Start The data
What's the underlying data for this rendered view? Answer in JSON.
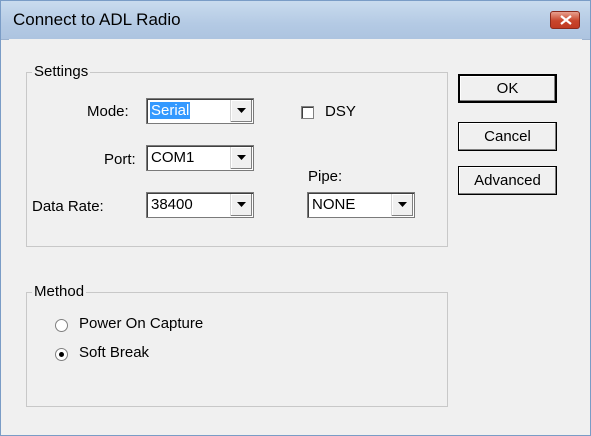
{
  "window": {
    "title": "Connect to ADL Radio",
    "close_icon": "close-icon"
  },
  "settings": {
    "legend": "Settings",
    "mode_label": "Mode:",
    "mode_value": "Serial",
    "port_label": "Port:",
    "port_value": "COM1",
    "rate_label": "Data Rate:",
    "rate_value": "38400",
    "dsy_label": "DSY",
    "dsy_checked": false,
    "pipe_label": "Pipe:",
    "pipe_value": "NONE"
  },
  "method": {
    "legend": "Method",
    "options": [
      {
        "label": "Power On Capture",
        "selected": false
      },
      {
        "label": "Soft Break",
        "selected": true
      }
    ]
  },
  "buttons": {
    "ok": "OK",
    "cancel": "Cancel",
    "advanced": "Advanced"
  },
  "colors": {
    "selection": "#3399ff",
    "close_button": "#c8452b",
    "titlebar": "#b4cae4"
  }
}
End The data
* _Description of the task_
Pictures are to be left out; all else in the entries above is to be quoted exactly.

* _The response_
What's the underlying data for this rendered view? Answer in JSON.
{
  "window": {
    "title": "Connect to ADL Radio",
    "close_icon": "close-icon"
  },
  "settings": {
    "legend": "Settings",
    "mode_label": "Mode:",
    "mode_value": "Serial",
    "port_label": "Port:",
    "port_value": "COM1",
    "rate_label": "Data Rate:",
    "rate_value": "38400",
    "dsy_label": "DSY",
    "dsy_checked": false,
    "pipe_label": "Pipe:",
    "pipe_value": "NONE"
  },
  "method": {
    "legend": "Method",
    "options": [
      {
        "label": "Power On Capture",
        "selected": false
      },
      {
        "label": "Soft Break",
        "selected": true
      }
    ]
  },
  "buttons": {
    "ok": "OK",
    "cancel": "Cancel",
    "advanced": "Advanced"
  },
  "colors": {
    "selection": "#3399ff",
    "close_button": "#c8452b",
    "titlebar": "#b4cae4"
  }
}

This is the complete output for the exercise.